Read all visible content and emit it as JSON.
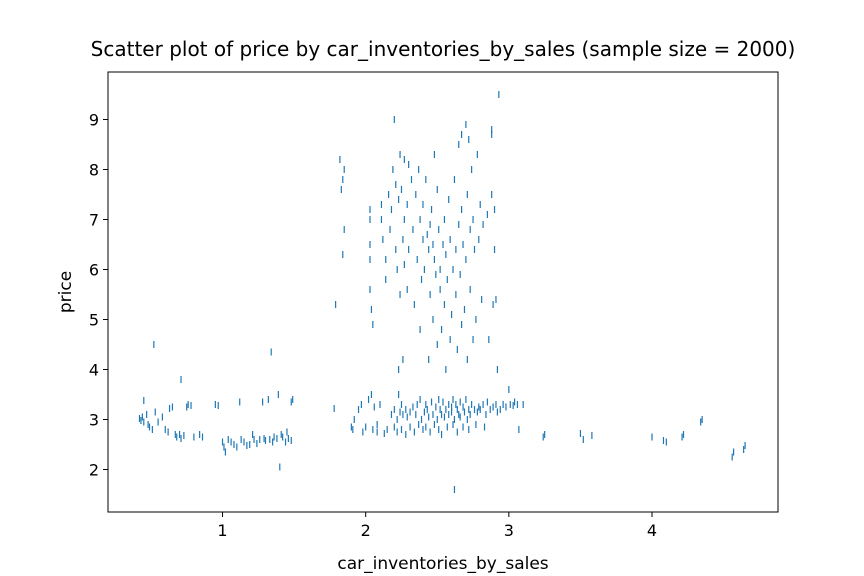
{
  "chart_data": {
    "type": "scatter",
    "title": "Scatter plot of price by car_inventories_by_sales (sample size = 2000)",
    "xlabel": "car_inventories_by_sales",
    "ylabel": "price",
    "xlim": [
      0.2,
      4.88
    ],
    "ylim": [
      1.15,
      9.95
    ],
    "xticks": [
      1,
      2,
      3,
      4
    ],
    "yticks": [
      2,
      3,
      4,
      5,
      6,
      7,
      8,
      9
    ],
    "grid": false,
    "legend": "none",
    "marker": "|",
    "color": "#1f77b4",
    "series": [
      {
        "values": [
          [
            0.42,
            3.02
          ],
          [
            0.43,
            2.98
          ],
          [
            0.44,
            3.05
          ],
          [
            0.45,
            2.95
          ],
          [
            0.45,
            3.38
          ],
          [
            0.47,
            3.1
          ],
          [
            0.48,
            2.9
          ],
          [
            0.49,
            2.85
          ],
          [
            0.51,
            2.8
          ],
          [
            0.52,
            4.5
          ],
          [
            0.53,
            3.15
          ],
          [
            0.55,
            2.95
          ],
          [
            0.58,
            3.05
          ],
          [
            0.6,
            2.8
          ],
          [
            0.62,
            2.75
          ],
          [
            0.63,
            3.22
          ],
          [
            0.65,
            3.25
          ],
          [
            0.67,
            2.7
          ],
          [
            0.68,
            2.65
          ],
          [
            0.7,
            2.7
          ],
          [
            0.71,
            2.62
          ],
          [
            0.73,
            2.68
          ],
          [
            0.75,
            3.25
          ],
          [
            0.76,
            3.3
          ],
          [
            0.78,
            3.28
          ],
          [
            0.8,
            2.65
          ],
          [
            0.84,
            2.7
          ],
          [
            0.86,
            2.65
          ],
          [
            0.71,
            3.8
          ],
          [
            0.95,
            3.3
          ],
          [
            0.97,
            3.28
          ],
          [
            1.0,
            2.55
          ],
          [
            1.01,
            2.45
          ],
          [
            1.02,
            2.35
          ],
          [
            1.04,
            2.6
          ],
          [
            1.06,
            2.55
          ],
          [
            1.08,
            2.5
          ],
          [
            1.1,
            2.45
          ],
          [
            1.12,
            3.35
          ],
          [
            1.13,
            2.6
          ],
          [
            1.15,
            2.55
          ],
          [
            1.17,
            2.48
          ],
          [
            1.19,
            2.5
          ],
          [
            1.21,
            2.7
          ],
          [
            1.22,
            2.6
          ],
          [
            1.24,
            2.52
          ],
          [
            1.26,
            2.6
          ],
          [
            1.28,
            3.35
          ],
          [
            1.29,
            2.62
          ],
          [
            1.3,
            2.58
          ],
          [
            1.32,
            3.4
          ],
          [
            1.33,
            2.6
          ],
          [
            1.34,
            4.35
          ],
          [
            1.35,
            2.55
          ],
          [
            1.36,
            2.65
          ],
          [
            1.38,
            2.62
          ],
          [
            1.39,
            3.5
          ],
          [
            1.4,
            2.05
          ],
          [
            1.41,
            2.7
          ],
          [
            1.42,
            2.65
          ],
          [
            1.44,
            2.55
          ],
          [
            1.45,
            2.75
          ],
          [
            1.46,
            2.62
          ],
          [
            1.48,
            2.58
          ],
          [
            1.48,
            3.35
          ],
          [
            1.49,
            3.4
          ],
          [
            1.78,
            3.22
          ],
          [
            1.79,
            5.3
          ],
          [
            1.82,
            8.2
          ],
          [
            1.83,
            7.6
          ],
          [
            1.84,
            7.8
          ],
          [
            1.85,
            8.0
          ],
          [
            1.85,
            6.8
          ],
          [
            1.84,
            6.3
          ],
          [
            1.9,
            2.85
          ],
          [
            1.91,
            2.8
          ],
          [
            1.92,
            3.0
          ],
          [
            1.95,
            3.2
          ],
          [
            1.97,
            3.3
          ],
          [
            1.98,
            2.75
          ],
          [
            2.0,
            2.85
          ],
          [
            2.02,
            3.4
          ],
          [
            2.04,
            3.5
          ],
          [
            2.05,
            2.8
          ],
          [
            2.03,
            7.2
          ],
          [
            2.03,
            7.0
          ],
          [
            2.03,
            6.5
          ],
          [
            2.03,
            6.2
          ],
          [
            2.03,
            5.6
          ],
          [
            2.04,
            5.2
          ],
          [
            2.05,
            4.9
          ],
          [
            2.06,
            3.25
          ],
          [
            2.08,
            2.75
          ],
          [
            2.08,
            2.9
          ],
          [
            2.1,
            3.3
          ],
          [
            2.11,
            7.3
          ],
          [
            2.11,
            7.0
          ],
          [
            2.12,
            6.6
          ],
          [
            2.13,
            2.72
          ],
          [
            2.14,
            6.2
          ],
          [
            2.14,
            5.8
          ],
          [
            2.15,
            2.8
          ],
          [
            2.16,
            7.5
          ],
          [
            2.17,
            6.8
          ],
          [
            2.18,
            3.1
          ],
          [
            2.18,
            7.2
          ],
          [
            2.19,
            8.0
          ],
          [
            2.2,
            2.85
          ],
          [
            2.2,
            3.2
          ],
          [
            2.2,
            9.0
          ],
          [
            2.21,
            7.7
          ],
          [
            2.21,
            6.4
          ],
          [
            2.22,
            3.0
          ],
          [
            2.22,
            2.75
          ],
          [
            2.22,
            6.0
          ],
          [
            2.23,
            3.5
          ],
          [
            2.23,
            7.4
          ],
          [
            2.23,
            4.0
          ],
          [
            2.24,
            3.15
          ],
          [
            2.24,
            8.3
          ],
          [
            2.24,
            5.5
          ],
          [
            2.25,
            2.8
          ],
          [
            2.25,
            7.6
          ],
          [
            2.25,
            3.3
          ],
          [
            2.26,
            6.6
          ],
          [
            2.26,
            3.1
          ],
          [
            2.26,
            4.2
          ],
          [
            2.27,
            6.1
          ],
          [
            2.27,
            7.0
          ],
          [
            2.27,
            8.2
          ],
          [
            2.28,
            3.2
          ],
          [
            2.28,
            2.7
          ],
          [
            2.29,
            5.6
          ],
          [
            2.29,
            7.3
          ],
          [
            2.29,
            3.05
          ],
          [
            2.3,
            8.1
          ],
          [
            2.3,
            6.4
          ],
          [
            2.31,
            3.15
          ],
          [
            2.31,
            2.85
          ],
          [
            2.32,
            7.8
          ],
          [
            2.33,
            3.25
          ],
          [
            2.33,
            6.8
          ],
          [
            2.34,
            5.3
          ],
          [
            2.34,
            2.75
          ],
          [
            2.35,
            7.5
          ],
          [
            2.35,
            3.1
          ],
          [
            2.36,
            6.2
          ],
          [
            2.36,
            3.3
          ],
          [
            2.37,
            8.0
          ],
          [
            2.37,
            2.9
          ],
          [
            2.38,
            3.4
          ],
          [
            2.38,
            7.0
          ],
          [
            2.38,
            4.8
          ],
          [
            2.39,
            5.8
          ],
          [
            2.39,
            3.0
          ],
          [
            2.4,
            6.6
          ],
          [
            2.4,
            7.3
          ],
          [
            2.4,
            2.8
          ],
          [
            2.41,
            3.15
          ],
          [
            2.41,
            6.0
          ],
          [
            2.42,
            3.3
          ],
          [
            2.42,
            2.85
          ],
          [
            2.42,
            7.8
          ],
          [
            2.43,
            6.7
          ],
          [
            2.43,
            3.2
          ],
          [
            2.44,
            6.4
          ],
          [
            2.44,
            4.2
          ],
          [
            2.44,
            3.05
          ],
          [
            2.45,
            5.5
          ],
          [
            2.45,
            6.9
          ],
          [
            2.45,
            2.75
          ],
          [
            2.46,
            7.2
          ],
          [
            2.46,
            3.35
          ],
          [
            2.47,
            6.5
          ],
          [
            2.47,
            3.1
          ],
          [
            2.47,
            5.0
          ],
          [
            2.48,
            2.9
          ],
          [
            2.48,
            8.3
          ],
          [
            2.48,
            6.2
          ],
          [
            2.49,
            3.25
          ],
          [
            2.49,
            5.9
          ],
          [
            2.5,
            3.0
          ],
          [
            2.5,
            4.5
          ],
          [
            2.5,
            7.6
          ],
          [
            2.51,
            3.4
          ],
          [
            2.51,
            2.8
          ],
          [
            2.51,
            6.8
          ],
          [
            2.52,
            6.0
          ],
          [
            2.52,
            3.2
          ],
          [
            2.52,
            5.6
          ],
          [
            2.53,
            3.1
          ],
          [
            2.53,
            4.8
          ],
          [
            2.53,
            2.7
          ],
          [
            2.54,
            6.5
          ],
          [
            2.54,
            3.35
          ],
          [
            2.55,
            7.0
          ],
          [
            2.55,
            3.05
          ],
          [
            2.55,
            5.3
          ],
          [
            2.56,
            3.2
          ],
          [
            2.56,
            4.0
          ],
          [
            2.56,
            6.3
          ],
          [
            2.57,
            2.85
          ],
          [
            2.57,
            5.8
          ],
          [
            2.58,
            3.3
          ],
          [
            2.58,
            7.4
          ],
          [
            2.58,
            3.1
          ],
          [
            2.59,
            6.6
          ],
          [
            2.59,
            4.6
          ],
          [
            2.6,
            3.25
          ],
          [
            2.6,
            3.15
          ],
          [
            2.6,
            5.1
          ],
          [
            2.61,
            3.4
          ],
          [
            2.61,
            2.9
          ],
          [
            2.61,
            6.0
          ],
          [
            2.62,
            3.0
          ],
          [
            2.62,
            7.8
          ],
          [
            2.62,
            1.6
          ],
          [
            2.63,
            3.3
          ],
          [
            2.63,
            6.4
          ],
          [
            2.63,
            5.5
          ],
          [
            2.64,
            3.2
          ],
          [
            2.64,
            4.4
          ],
          [
            2.64,
            2.75
          ],
          [
            2.65,
            3.1
          ],
          [
            2.65,
            8.5
          ],
          [
            2.65,
            6.9
          ],
          [
            2.66,
            3.35
          ],
          [
            2.66,
            5.9
          ],
          [
            2.66,
            3.05
          ],
          [
            2.67,
            8.7
          ],
          [
            2.67,
            7.2
          ],
          [
            2.67,
            4.9
          ],
          [
            2.68,
            3.25
          ],
          [
            2.68,
            6.5
          ],
          [
            2.68,
            2.85
          ],
          [
            2.69,
            3.15
          ],
          [
            2.69,
            5.2
          ],
          [
            2.7,
            8.9
          ],
          [
            2.7,
            3.4
          ],
          [
            2.7,
            6.2
          ],
          [
            2.71,
            3.0
          ],
          [
            2.71,
            7.5
          ],
          [
            2.71,
            4.2
          ],
          [
            2.72,
            3.2
          ],
          [
            2.72,
            8.6
          ],
          [
            2.72,
            2.8
          ],
          [
            2.73,
            6.8
          ],
          [
            2.73,
            3.1
          ],
          [
            2.73,
            5.6
          ],
          [
            2.74,
            8.0
          ],
          [
            2.74,
            3.3
          ],
          [
            2.75,
            7.0
          ],
          [
            2.75,
            4.6
          ],
          [
            2.76,
            3.2
          ],
          [
            2.76,
            6.4
          ],
          [
            2.77,
            2.9
          ],
          [
            2.77,
            5.0
          ],
          [
            2.78,
            8.3
          ],
          [
            2.78,
            3.15
          ],
          [
            2.79,
            6.6
          ],
          [
            2.79,
            3.25
          ],
          [
            2.8,
            7.3
          ],
          [
            2.8,
            3.2
          ],
          [
            2.81,
            5.4
          ],
          [
            2.82,
            3.3
          ],
          [
            2.82,
            6.9
          ],
          [
            2.83,
            2.85
          ],
          [
            2.84,
            3.1
          ],
          [
            2.85,
            7.1
          ],
          [
            2.85,
            3.35
          ],
          [
            2.86,
            4.6
          ],
          [
            2.87,
            3.2
          ],
          [
            2.88,
            7.5
          ],
          [
            2.88,
            8.7
          ],
          [
            2.88,
            8.8
          ],
          [
            2.89,
            3.25
          ],
          [
            2.89,
            5.3
          ],
          [
            2.9,
            7.2
          ],
          [
            2.9,
            6.4
          ],
          [
            2.91,
            3.3
          ],
          [
            2.91,
            5.4
          ],
          [
            2.92,
            4.0
          ],
          [
            2.92,
            3.15
          ],
          [
            2.93,
            9.5
          ],
          [
            2.94,
            3.2
          ],
          [
            2.96,
            3.3
          ],
          [
            2.98,
            3.25
          ],
          [
            3.0,
            3.6
          ],
          [
            3.01,
            3.3
          ],
          [
            3.03,
            3.28
          ],
          [
            3.04,
            3.35
          ],
          [
            3.06,
            3.3
          ],
          [
            3.07,
            2.8
          ],
          [
            3.1,
            3.3
          ],
          [
            3.24,
            2.65
          ],
          [
            3.25,
            2.7
          ],
          [
            3.5,
            2.72
          ],
          [
            3.52,
            2.6
          ],
          [
            3.58,
            2.68
          ],
          [
            4.0,
            2.65
          ],
          [
            4.08,
            2.58
          ],
          [
            4.1,
            2.55
          ],
          [
            4.21,
            2.65
          ],
          [
            4.22,
            2.7
          ],
          [
            4.34,
            2.95
          ],
          [
            4.35,
            3.0
          ],
          [
            4.56,
            2.25
          ],
          [
            4.57,
            2.35
          ],
          [
            4.64,
            2.4
          ],
          [
            4.65,
            2.48
          ]
        ]
      }
    ]
  }
}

> [Directions for this task]: Where a line of the records above holds the word "price", copy that line.

> [The completed task]:
    "title": "Scatter plot of price by car_inventories_by_sales (sample size = 2000)",
    "ylabel": "price",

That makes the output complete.